* **WHAT THIS TASK INVOLVES**
Below are entries. Pull out all lines containing "with".

[START OF SUPPLIED DATA]

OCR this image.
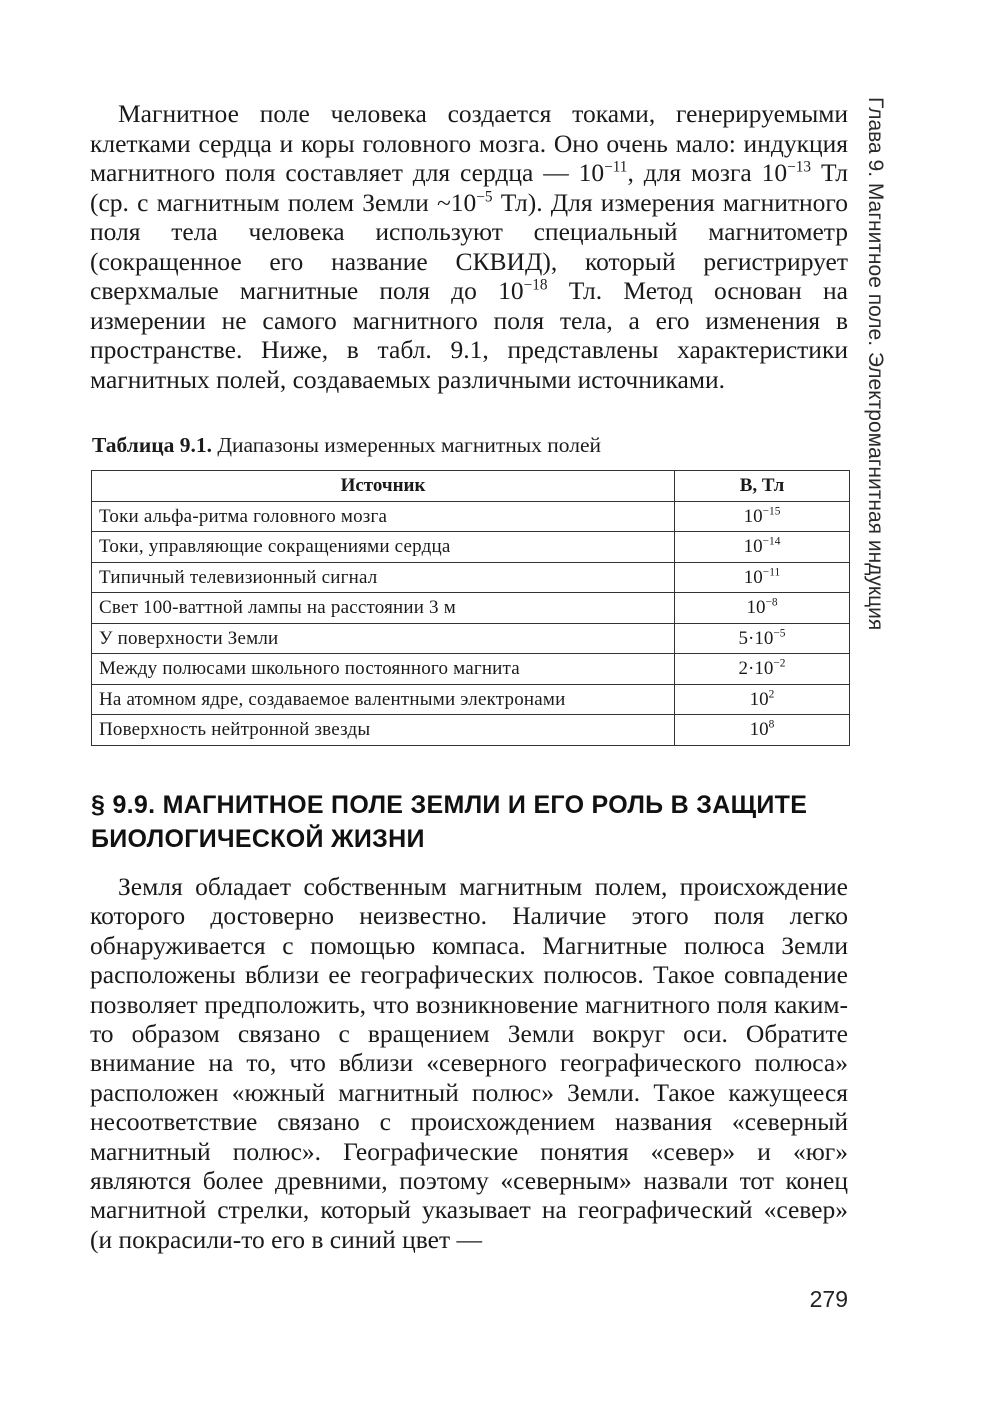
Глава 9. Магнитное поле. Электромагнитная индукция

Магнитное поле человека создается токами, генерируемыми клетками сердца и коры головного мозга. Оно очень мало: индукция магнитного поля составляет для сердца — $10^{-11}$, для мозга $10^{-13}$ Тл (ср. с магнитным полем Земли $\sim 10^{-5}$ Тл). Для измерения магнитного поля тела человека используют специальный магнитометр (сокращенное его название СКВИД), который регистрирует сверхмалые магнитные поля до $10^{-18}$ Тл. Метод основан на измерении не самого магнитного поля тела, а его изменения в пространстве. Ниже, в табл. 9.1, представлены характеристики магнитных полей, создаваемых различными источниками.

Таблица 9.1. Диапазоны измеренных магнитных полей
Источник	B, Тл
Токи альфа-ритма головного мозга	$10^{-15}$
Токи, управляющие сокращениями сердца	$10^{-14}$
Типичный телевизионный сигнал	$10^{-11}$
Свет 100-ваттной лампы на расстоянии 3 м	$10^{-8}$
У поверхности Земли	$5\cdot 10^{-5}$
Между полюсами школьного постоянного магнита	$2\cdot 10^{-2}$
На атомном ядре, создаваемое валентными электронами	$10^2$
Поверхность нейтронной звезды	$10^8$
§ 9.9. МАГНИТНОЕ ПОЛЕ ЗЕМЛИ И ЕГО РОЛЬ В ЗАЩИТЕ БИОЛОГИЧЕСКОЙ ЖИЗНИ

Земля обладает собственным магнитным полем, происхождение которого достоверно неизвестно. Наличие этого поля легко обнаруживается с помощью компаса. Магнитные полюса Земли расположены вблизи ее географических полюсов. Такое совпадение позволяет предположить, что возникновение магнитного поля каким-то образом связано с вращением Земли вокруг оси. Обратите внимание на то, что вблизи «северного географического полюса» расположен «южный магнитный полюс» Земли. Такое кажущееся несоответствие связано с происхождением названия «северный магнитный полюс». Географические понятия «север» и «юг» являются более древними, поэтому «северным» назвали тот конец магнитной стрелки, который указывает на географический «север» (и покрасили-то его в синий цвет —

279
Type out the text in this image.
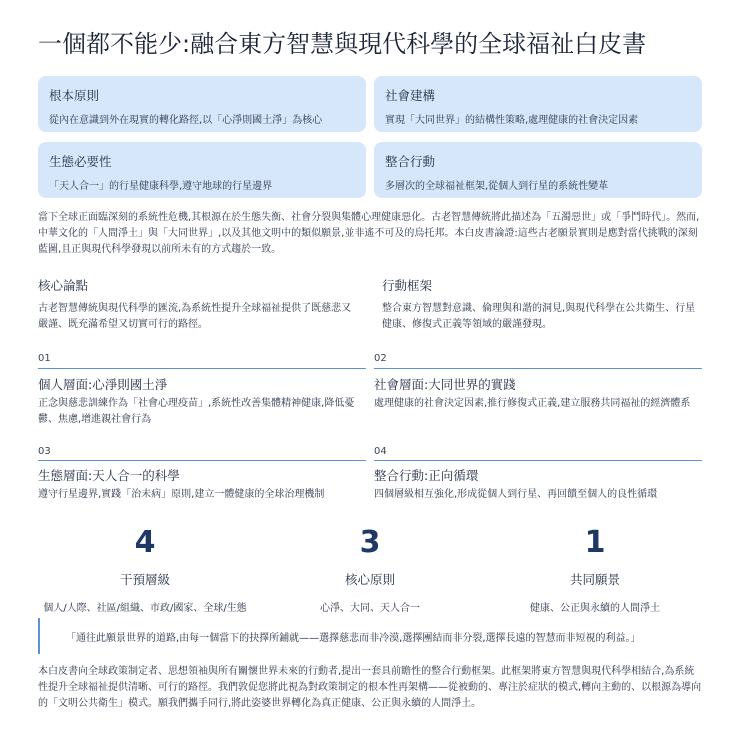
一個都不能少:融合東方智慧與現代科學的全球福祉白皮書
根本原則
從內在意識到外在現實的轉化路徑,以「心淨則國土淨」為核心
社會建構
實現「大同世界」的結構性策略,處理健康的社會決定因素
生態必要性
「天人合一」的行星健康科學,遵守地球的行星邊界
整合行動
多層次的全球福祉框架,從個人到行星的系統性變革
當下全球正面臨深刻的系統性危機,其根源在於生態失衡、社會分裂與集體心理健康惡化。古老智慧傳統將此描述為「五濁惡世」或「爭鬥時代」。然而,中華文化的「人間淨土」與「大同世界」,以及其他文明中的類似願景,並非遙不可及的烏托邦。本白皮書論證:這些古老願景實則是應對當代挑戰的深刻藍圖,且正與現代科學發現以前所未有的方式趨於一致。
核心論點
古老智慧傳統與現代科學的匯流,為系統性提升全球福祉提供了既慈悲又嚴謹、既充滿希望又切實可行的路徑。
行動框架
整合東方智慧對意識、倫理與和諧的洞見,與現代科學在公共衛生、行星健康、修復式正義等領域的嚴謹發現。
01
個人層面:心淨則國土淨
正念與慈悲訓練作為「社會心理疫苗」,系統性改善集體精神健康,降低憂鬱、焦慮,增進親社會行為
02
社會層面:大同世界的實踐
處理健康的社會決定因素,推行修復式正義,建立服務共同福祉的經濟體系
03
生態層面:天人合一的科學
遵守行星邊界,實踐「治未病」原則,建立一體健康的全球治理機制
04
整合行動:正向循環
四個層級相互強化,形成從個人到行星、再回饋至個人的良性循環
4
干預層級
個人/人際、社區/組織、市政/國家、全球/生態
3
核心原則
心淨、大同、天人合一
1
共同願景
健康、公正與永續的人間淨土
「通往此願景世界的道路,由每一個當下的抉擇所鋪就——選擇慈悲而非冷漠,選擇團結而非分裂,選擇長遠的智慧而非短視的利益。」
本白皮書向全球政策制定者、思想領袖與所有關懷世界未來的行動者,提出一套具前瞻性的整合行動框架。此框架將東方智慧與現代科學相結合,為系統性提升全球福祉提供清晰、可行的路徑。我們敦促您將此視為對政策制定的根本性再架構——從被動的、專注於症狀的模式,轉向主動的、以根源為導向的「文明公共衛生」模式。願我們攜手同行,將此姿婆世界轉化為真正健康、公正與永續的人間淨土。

[END OF SUPPLIED DATA]
[START OF SUPPLIED DATA]

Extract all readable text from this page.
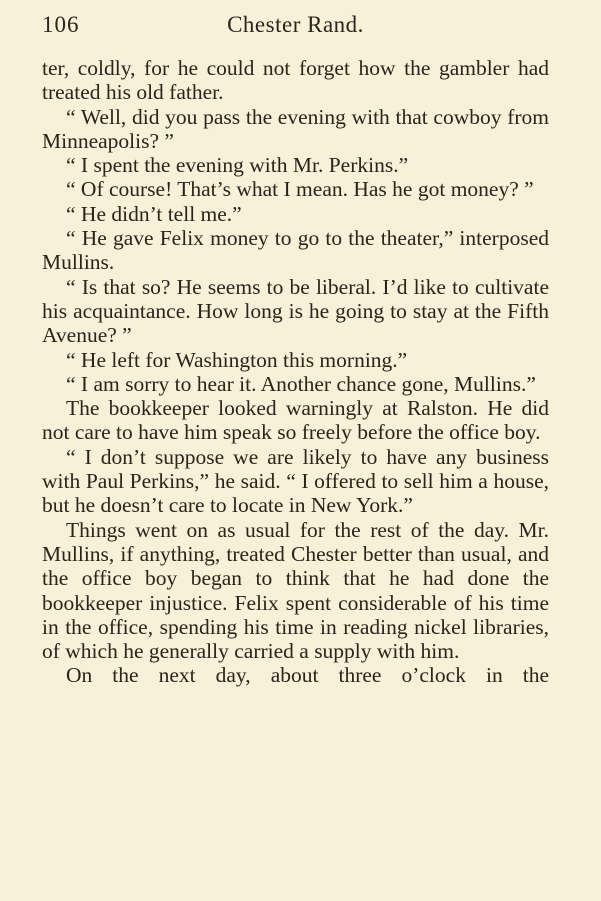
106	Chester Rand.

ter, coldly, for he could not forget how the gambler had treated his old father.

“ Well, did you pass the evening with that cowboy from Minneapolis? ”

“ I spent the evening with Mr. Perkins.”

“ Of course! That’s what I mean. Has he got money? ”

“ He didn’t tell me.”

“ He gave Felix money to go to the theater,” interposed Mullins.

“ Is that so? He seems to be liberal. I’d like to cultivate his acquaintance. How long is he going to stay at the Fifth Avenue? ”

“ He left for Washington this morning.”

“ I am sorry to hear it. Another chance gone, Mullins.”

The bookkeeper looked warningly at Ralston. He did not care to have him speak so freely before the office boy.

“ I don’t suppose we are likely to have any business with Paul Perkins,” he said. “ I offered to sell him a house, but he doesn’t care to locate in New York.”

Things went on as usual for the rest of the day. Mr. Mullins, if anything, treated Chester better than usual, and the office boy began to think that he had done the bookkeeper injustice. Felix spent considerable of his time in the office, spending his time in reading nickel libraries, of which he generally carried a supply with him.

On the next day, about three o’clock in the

[END OF SUPPLIED DATA]
[START OF SUPPLIED DATA]

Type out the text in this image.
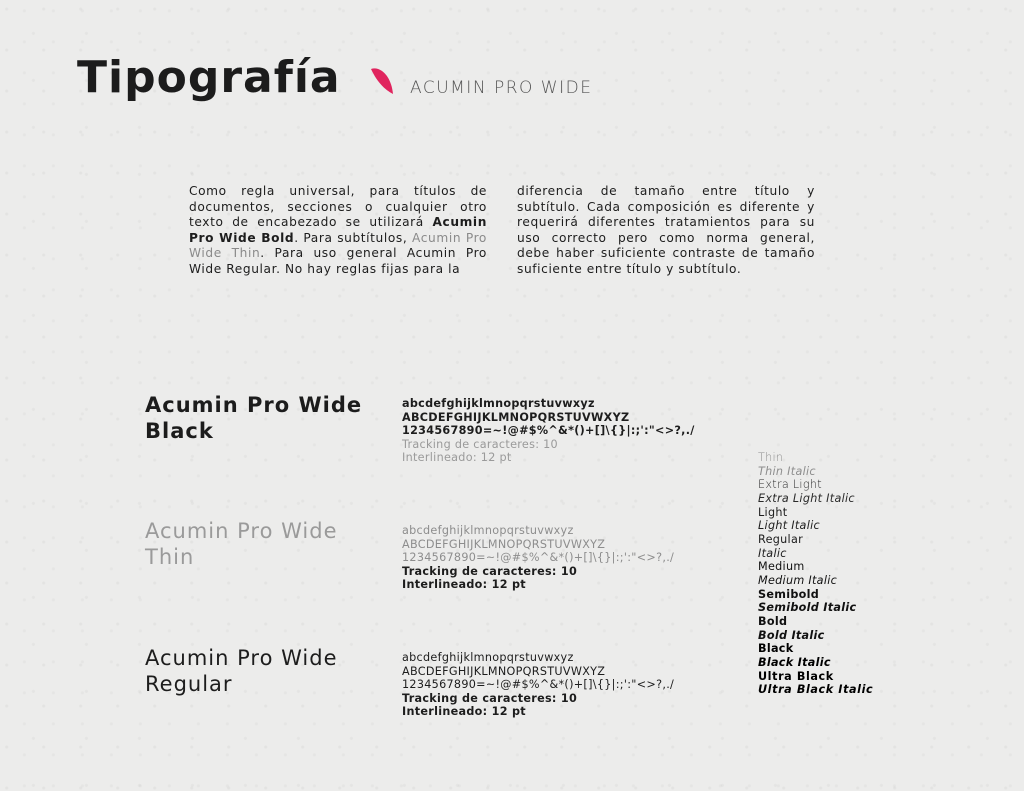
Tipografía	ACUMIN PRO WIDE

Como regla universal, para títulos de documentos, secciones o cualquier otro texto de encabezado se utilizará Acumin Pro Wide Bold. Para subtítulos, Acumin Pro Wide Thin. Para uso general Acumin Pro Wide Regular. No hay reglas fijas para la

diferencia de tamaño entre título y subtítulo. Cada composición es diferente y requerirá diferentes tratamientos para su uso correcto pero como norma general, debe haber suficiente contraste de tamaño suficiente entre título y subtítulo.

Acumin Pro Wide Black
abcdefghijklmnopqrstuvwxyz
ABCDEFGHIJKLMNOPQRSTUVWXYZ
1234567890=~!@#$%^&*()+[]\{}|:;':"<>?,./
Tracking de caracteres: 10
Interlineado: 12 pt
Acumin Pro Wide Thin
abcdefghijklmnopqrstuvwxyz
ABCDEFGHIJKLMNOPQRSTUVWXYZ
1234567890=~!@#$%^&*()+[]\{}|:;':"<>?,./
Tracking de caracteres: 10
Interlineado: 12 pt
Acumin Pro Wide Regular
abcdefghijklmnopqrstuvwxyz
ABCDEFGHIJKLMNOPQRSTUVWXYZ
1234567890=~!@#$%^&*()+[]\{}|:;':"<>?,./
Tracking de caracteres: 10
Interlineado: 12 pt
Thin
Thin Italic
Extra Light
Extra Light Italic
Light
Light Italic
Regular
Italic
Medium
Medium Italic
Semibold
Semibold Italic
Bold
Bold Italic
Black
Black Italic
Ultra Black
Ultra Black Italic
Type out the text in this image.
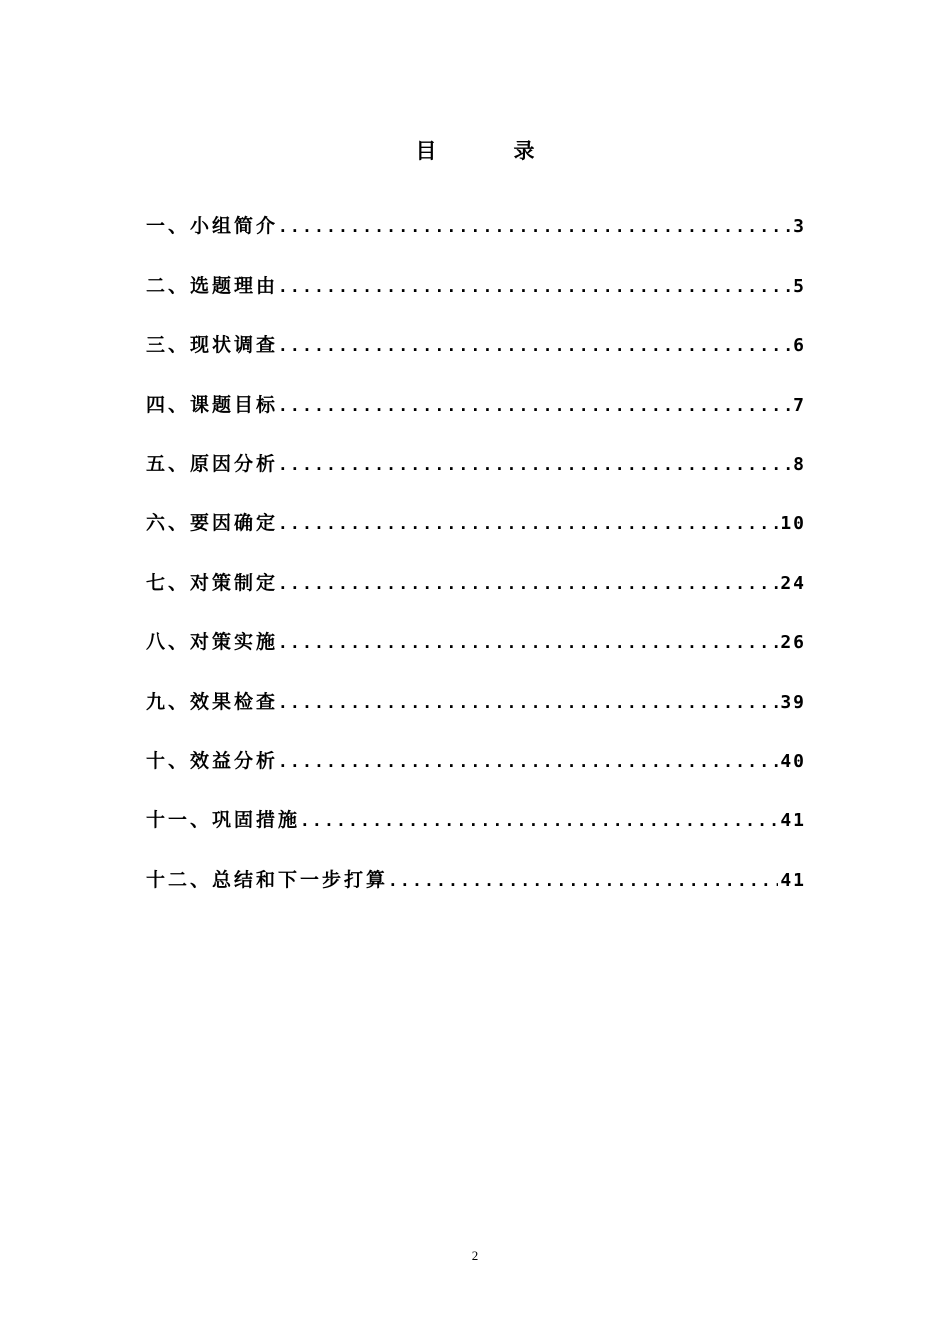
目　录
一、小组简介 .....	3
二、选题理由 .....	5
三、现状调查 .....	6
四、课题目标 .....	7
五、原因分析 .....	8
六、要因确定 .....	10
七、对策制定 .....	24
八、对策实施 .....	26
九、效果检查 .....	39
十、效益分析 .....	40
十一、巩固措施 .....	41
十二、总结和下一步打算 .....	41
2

[END OF SUPPLIED DATA]

* **SOLUTION TO THE PROBLEM**
“ Well, did you pass the evening with that cowboy from Minneapolis? ”
“ I spent the evening with Mr. Perkins.”
“ I don’t suppose we are likely to have any business with Paul Perkins,” he said. “ I offered to sell him a house, but he doesn’t care to locate in New York.”
Things went on as usual for the rest of the day. Mr. Mullins, if anything, treated Chester better than usual, and the office boy began to think that he had done the bookkeeper injustice. Felix spent considerable of his time in the office, spending his time in reading nickel libraries, of which he generally carried a supply with him.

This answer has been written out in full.